- What to do
Express the lines of each of the entries as a JSON list of strings, one string per line, omitting blank lines and leaving out the pictures.

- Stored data
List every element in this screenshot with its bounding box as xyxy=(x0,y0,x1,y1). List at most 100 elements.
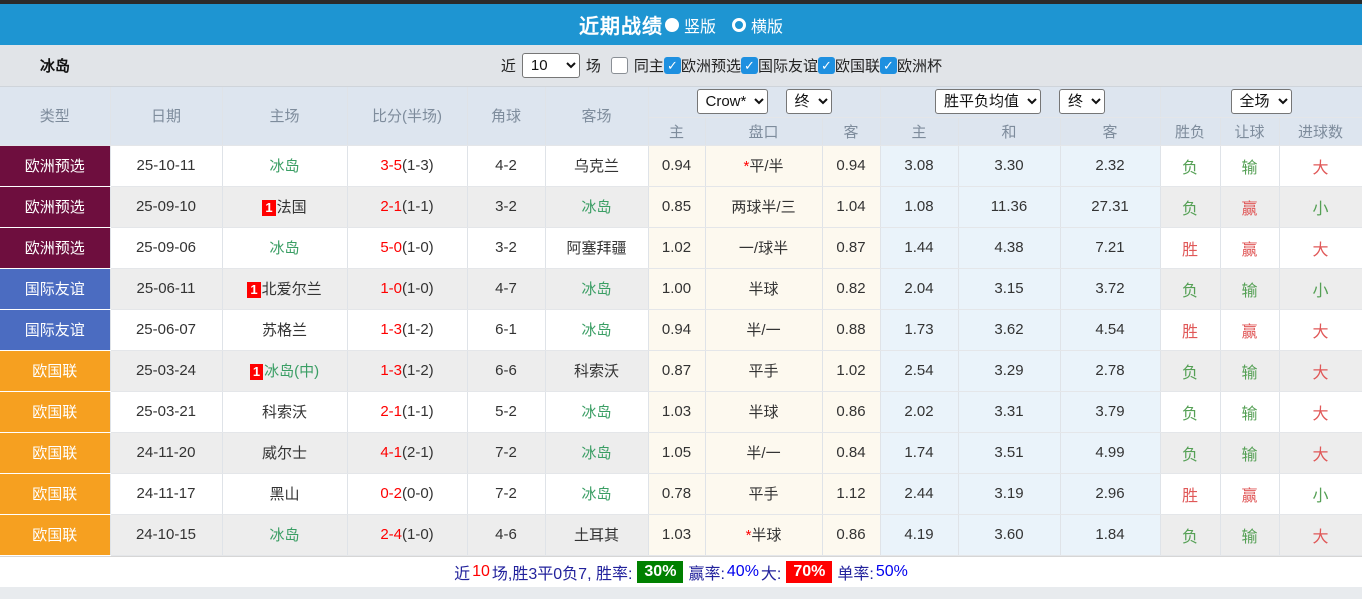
match-count-select[interactable]: 10 xyxy=(521,53,580,78)
table-row: 欧国联 24-11-20 威尔士 4-1(2-1) 7-2 冰岛 1.05 半/一 0.84 1.… xyxy=(0,432,1362,474)
cell-handicap-result: 输 xyxy=(1220,391,1280,433)
cell-corners: 3-2 xyxy=(467,186,546,228)
page-title: 近期战绩 xyxy=(578,16,663,38)
mode-vertical-option[interactable]: 竖版 xyxy=(664,13,716,37)
cell-handicap-result: 输 xyxy=(1220,432,1280,474)
same-home-checkbox[interactable] xyxy=(610,57,628,74)
summary-segment: 10 xyxy=(472,562,490,580)
col-header-corner: 角球 xyxy=(467,87,546,146)
near-label: 近 xyxy=(500,58,516,75)
cell-goals-result: 小 xyxy=(1279,473,1362,515)
cell-corners: 4-6 xyxy=(467,514,546,556)
summary-segment: 70% xyxy=(786,560,833,583)
cell-away-team: 土耳其 xyxy=(545,514,649,556)
cell-handicap-result: 赢 xyxy=(1220,186,1280,228)
cell-result: 负 xyxy=(1160,514,1221,556)
comp-checkbox-0[interactable] xyxy=(663,57,681,74)
asterisk-marker: * xyxy=(743,158,750,175)
cell-date: 25-09-06 xyxy=(110,227,223,269)
cell-home-team: 黑山 xyxy=(222,473,348,515)
cell-handicap-result: 赢 xyxy=(1220,227,1280,269)
cell-corners: 7-2 xyxy=(467,473,546,515)
cell-avg-home: 1.74 xyxy=(880,432,959,474)
cell-score: 1-3(1-2) xyxy=(347,350,468,392)
comp-checkbox-3[interactable] xyxy=(879,57,897,74)
cell-avg-away: 2.78 xyxy=(1060,350,1161,392)
cell-type: 欧国联 xyxy=(0,432,111,474)
summary-segment: 50% xyxy=(875,562,908,580)
cell-home-team: 冰岛 xyxy=(222,514,348,556)
cell-away-team: 冰岛 xyxy=(545,432,649,474)
cell-type: 欧洲预选 xyxy=(0,145,111,187)
cell-handicap: 平手 xyxy=(705,473,823,515)
cell-odds-home: 1.05 xyxy=(648,432,706,474)
cell-odds-away: 0.82 xyxy=(822,268,881,310)
cell-type: 欧国联 xyxy=(0,391,111,433)
avg-type-select[interactable]: 胜平负均值 xyxy=(935,89,1042,115)
team-name: 冰岛 xyxy=(40,58,71,75)
radio-selected-icon[interactable] xyxy=(664,17,679,32)
cell-type: 国际友谊 xyxy=(0,309,111,351)
cell-date: 24-11-20 xyxy=(110,432,223,474)
cell-goals-result: 大 xyxy=(1279,309,1362,351)
subheader-goals: 进球数 xyxy=(1279,117,1362,146)
cell-odds-away: 0.94 xyxy=(822,145,881,187)
table-row: 欧洲预选 25-10-11 冰岛 3-5(1-3) 4-2 乌克兰 0.94 *平/半 0.94… xyxy=(0,145,1362,187)
cell-away-team: 阿塞拜疆 xyxy=(545,227,649,269)
cell-avg-home: 3.08 xyxy=(880,145,959,187)
cell-corners: 4-2 xyxy=(467,145,546,187)
cell-goals-result: 小 xyxy=(1279,186,1362,228)
cell-score: 2-1(1-1) xyxy=(347,391,468,433)
cell-odds-home: 0.78 xyxy=(648,473,706,515)
cell-goals-result: 大 xyxy=(1279,227,1362,269)
cell-odds-home: 1.03 xyxy=(648,391,706,433)
cell-handicap: 两球半/三 xyxy=(705,186,823,228)
cell-result: 负 xyxy=(1160,268,1221,310)
cell-away-team: 乌克兰 xyxy=(545,145,649,187)
cell-result: 负 xyxy=(1160,432,1221,474)
cell-odds-home: 0.94 xyxy=(648,145,706,187)
bookmaker-select[interactable]: Crow* xyxy=(696,89,768,115)
cell-avg-draw: 3.60 xyxy=(958,514,1061,556)
scope-select[interactable]: 全场 xyxy=(1230,89,1292,115)
subheader-handicap-result: 让球 xyxy=(1220,117,1280,146)
cell-away-team: 科索沃 xyxy=(545,350,649,392)
subheader-avg-draw: 和 xyxy=(958,117,1061,146)
odds-stage-select[interactable]: 终 xyxy=(785,89,832,115)
cell-avg-away: 4.54 xyxy=(1060,309,1161,351)
cell-date: 24-11-17 xyxy=(110,473,223,515)
results-table: 类型 日期 主场 比分(半场) 角球 客场 Crow* 终 胜平负均值 终 全场 xyxy=(0,87,1362,556)
table-row: 欧洲预选 25-09-10 1 法国 2-1(1-1) 3-2 冰岛 0.85 两球半/三 1.0… xyxy=(0,186,1362,228)
cell-odds-away: 0.84 xyxy=(822,432,881,474)
cell-result: 负 xyxy=(1160,145,1221,187)
cell-odds-home: 0.94 xyxy=(648,309,706,351)
cell-score: 2-1(1-1) xyxy=(347,186,468,228)
cell-type: 欧洲预选 xyxy=(0,227,111,269)
summary-segment: 场,胜3平0负7, 胜率: xyxy=(491,565,633,583)
mode-horizontal-option[interactable]: 横版 xyxy=(718,13,783,37)
cell-home-team: 1 法国 xyxy=(222,186,348,228)
comp-checkbox-1[interactable] xyxy=(740,57,758,74)
cell-away-team: 冰岛 xyxy=(545,309,649,351)
filter-controls: 近 10 场 同主 欧洲预选 国际友谊 欧国联 欧洲杯 xyxy=(501,53,942,78)
cell-score: 2-4(1-0) xyxy=(347,514,468,556)
col-header-home: 主场 xyxy=(222,87,348,146)
cell-avg-home: 1.08 xyxy=(880,186,959,228)
summary-bar: 近 10 场,胜3平0负7, 胜率: 30% 赢率: 40% 大: 70% 单率: 50% xyxy=(0,555,1362,587)
cell-handicap-result: 赢 xyxy=(1220,473,1280,515)
cell-avg-away: 7.21 xyxy=(1060,227,1161,269)
cell-result: 胜 xyxy=(1160,227,1221,269)
table-row: 欧国联 25-03-21 科索沃 2-1(1-1) 5-2 冰岛 1.03 半球 0.86 2.0… xyxy=(0,391,1362,433)
cell-goals-result: 大 xyxy=(1279,350,1362,392)
cell-date: 25-03-24 xyxy=(110,350,223,392)
cell-handicap: *半球 xyxy=(705,514,823,556)
subheader-odds-away: 客 xyxy=(822,117,881,146)
radio-unselected-icon[interactable] xyxy=(732,17,746,32)
cell-home-team: 1 北爱尔兰 xyxy=(222,268,348,310)
cell-away-team: 冰岛 xyxy=(545,268,649,310)
cell-handicap: 平手 xyxy=(705,350,823,392)
avg-stage-select[interactable]: 终 xyxy=(1059,89,1106,115)
comp-checkbox-2[interactable] xyxy=(817,57,835,74)
cell-avg-home: 1.73 xyxy=(880,309,959,351)
cell-avg-away: 27.31 xyxy=(1060,186,1161,228)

- Output for this exercise
[
  "List every element in this screenshot with its bounding box as xyxy=(x0,y0,x1,y1). List at most 100 elements.",
  "match-count-select[interactable]: 10 xyxy=(521,53,580,78)",
  "table-row: 欧国联 24-11-20 威尔士 4-1(2-1) 7-2 冰岛 1.05 半/一 0.84 1.… xyxy=(0,432,1362,474)",
  "cell-handicap-result: 输 xyxy=(1220,391,1280,433)",
  "cell-corners: 3-2 xyxy=(467,186,546,228)",
  "page-title: 近期战绩 xyxy=(578,16,663,38)",
  "mode-vertical-option[interactable]: 竖版 xyxy=(664,13,716,37)",
  "cell-handicap-result: 输 xyxy=(1220,432,1280,474)",
  "same-home-checkbox[interactable] xyxy=(610,57,628,74)",
  "summary-segment: 10 xyxy=(472,562,490,580)",
  "col-header-corner: 角球 xyxy=(467,87,546,146)",
  "near-label: 近 xyxy=(500,58,516,75)",
  "cell-goals-result: 小 xyxy=(1279,473,1362,515)",
  "cell-corners: 4-6 xyxy=(467,514,546,556)",
  "summary-segment: 70% xyxy=(786,560,833,583)",
  "cell-away-team: 土耳其 xyxy=(545,514,649,556)",
  "cell-handicap-result: 赢 xyxy=(1220,186,1280,228)",
  "cell-result: 负 xyxy=(1160,514,1221,556)",
  "comp-checkbox-0[interactable] xyxy=(663,57,681,74)",
  "asterisk-marker: * xyxy=(743,158,750,175)",
  "cell-date: 25-09-06 xyxy=(110,227,223,269)",
  "cell-home-team: 黑山 xyxy=(222,473,348,515)",
  "cell-handicap-result: 赢 xyxy=(1220,227,1280,269)",
  "cell-corners: 7-2 xyxy=(467,473,546,515)",
  "cell-avg-home: 1.74 xyxy=(880,432,959,474)",
  "cell-score: 1-3(1-2) xyxy=(347,350,468,392)",
  "comp-checkbox-3[interactable] xyxy=(879,57,897,74)",
  "cell-avg-away: 2.78 xyxy=(1060,350,1161,392)",
  "cell-type: 欧国联 xyxy=(0,432,111,474)",
  "summary-segment: 50% xyxy=(875,562,908,580)",
  "cell-home-team: 冰岛 xyxy=(222,514,348,556)",
  "cell-away-team: 冰岛 xyxy=(545,432,649,474)",
  "cell-type: 欧洲预选 xyxy=(0,145,111,187)",
  "cell-handicap: 平手 xyxy=(705,473,823,515)",
  "cell-odds-home: 1.05 xyxy=(648,432,706,474)",
  "cell-odds-away: 0.82 xyxy=(822,268,881,310)",
  "cell-type: 欧国联 xyxy=(0,391,111,433)",
  "avg-type-select[interactable]: 胜平负均值 xyxy=(935,89,1042,115)",
  "team-name: 冰岛 xyxy=(40,58,71,75)",
  "radio-selected-icon[interactable] xyxy=(664,17,679,32)",
  "cell-type: 国际友谊 xyxy=(0,309,111,351)",
  "cell-date: 24-11-20 xyxy=(110,432,223,474)",
  "cell-goals-result: 大 xyxy=(1279,309,1362,351)",
  "subheader-goals: 进球数 xyxy=(1279,117,1362,146)",
  "cell-odds-away: 0.94 xyxy=(822,145,881,187)",
  "table-row: 欧洲预选 25-10-11 冰岛 3-5(1-3) 4-2 乌克兰 0.94 *平/半 0.94… xyxy=(0,145,1362,187)",
  "cell-away-team: 阿塞拜疆 xyxy=(545,227,649,269)",
  "cell-avg-home: 3.08 xyxy=(880,145,959,187)",
  "cell-corners: 4-2 xyxy=(467,145,546,187)",
  "cell-goals-result: 小 xyxy=(1279,186,1362,228)",
  "cell-score: 2-1(1-1) xyxy=(347,391,468,433)",
  "cell-odds-home: 0.78 xyxy=(648,473,706,515)",
  "cell-goals-result: 大 xyxy=(1279,227,1362,269)",
  "cell-odds-home: 1.03 xyxy=(648,391,706,433)",
  "cell-handicap: 两球半/三 xyxy=(705,186,823,228)",
  "cell-result: 负 xyxy=(1160,268,1221,310)",
  "cell-away-team: 乌克兰 xyxy=(545,145,649,187)",
  "cell-result: 负 xyxy=(1160,432,1221,474)",
  "cell-odds-home: 0.94 xyxy=(648,145,706,187)",
  "bookmaker-select[interactable]: Crow* xyxy=(696,89,768,115)",
  "cell-avg-draw: 3.60 xyxy=(958,514,1061,556)",
  "scope-select[interactable]: 全场 xyxy=(1230,89,1292,115)",
  "subheader-handicap-result: 让球 xyxy=(1220,117,1280,146)",
  "cell-away-team: 科索沃 xyxy=(545,350,649,392)",
  "subheader-avg-draw: 和 xyxy=(958,117,1061,146)",
  "odds-stage-select[interactable]: 终 xyxy=(785,89,832,115)",
  "cell-avg-away: 4.54 xyxy=(1060,309,1161,351)",
  "cell-date: 24-11-17 xyxy=(110,473,223,515)",
  "results-table: 类型 日期 主场 比分(半场) 角球 客场 Crow* 终 胜平负均值 终 全场 xyxy=(0,87,1362,556)",
  "table-row: 欧洲预选 25-09-10 1 法国 2-1(1-1) 3-2 冰岛 0.85 两球半/三 1.0… xyxy=(0,186,1362,228)",
  "cell-odds-away: 0.84 xyxy=(822,432,881,474)",
  "cell-result: 负 xyxy=(1160,145,1221,187)",
  "cell-odds-home: 0.94 xyxy=(648,309,706,351)",
  "cell-score: 2-1(1-1) xyxy=(347,186,468,228)",
  "cell-type: 欧洲预选 xyxy=(0,227,111,269)",
  "summary-segment: 场,胜3平0负7, 胜率: xyxy=(491,565,633,583)",
  "mode-horizontal-option[interactable]: 横版 xyxy=(718,13,783,37)",
  "cell-home-team: 1 法国 xyxy=(222,186,348,228)",
  "comp-checkbox-1[interactable] xyxy=(740,57,758,74)",
  "cell-away-team: 冰岛 xyxy=(545,309,649,351)",
  "filter-controls: 近 10 场 同主 欧洲预选 国际友谊 欧国联 欧洲杯 xyxy=(501,53,942,78)",
  "cell-score: 2-4(1-0) xyxy=(347,514,468,556)",
  "col-header-home: 主场 xyxy=(222,87,348,146)",
  "cell-avg-home: 1.08 xyxy=(880,186,959,228)",
  "summary-bar: 近 10 场,胜3平0负7, 胜率: 30% 赢率: 40% 大: 70% 单率: 50% xyxy=(0,555,1362,587)",
  "cell-handicap-result: 赢 xyxy=(1220,473,1280,515)",
  "cell-avg-away: 7.21 xyxy=(1060,227,1161,269)",
  "cell-result: 胜 xyxy=(1160,227,1221,269)",
  "table-row: 欧国联 25-03-21 科索沃 2-1(1-1) 5-2 冰岛 1.03 半球 0.86 2.0… xyxy=(0,391,1362,433)",
  "cell-goals-result: 大 xyxy=(1279,350,1362,392)",
  "cell-date: 25-03-24 xyxy=(110,350,223,392)",
  "cell-handicap: *半球 xyxy=(705,514,823,556)",
  "subheader-odds-away: 客 xyxy=(822,117,881,146)",
  "radio-unselected-icon[interactable] xyxy=(732,17,746,32)",
  "cell-home-team: 1 北爱尔兰 xyxy=(222,268,348,310)",
  "cell-away-team: 冰岛 xyxy=(545,268,649,310)",
  "cell-handicap: 平手 xyxy=(705,350,823,392)",
  "avg-stage-select[interactable]: 终 xyxy=(1059,89,1106,115)",
  "comp-checkbox-2[interactable] xyxy=(817,57,835,74)",
  "cell-avg-home: 1.73 xyxy=(880,309,959,351)",
  "cell-avg-away: 27.31 xyxy=(1060,186,1161,228)"
]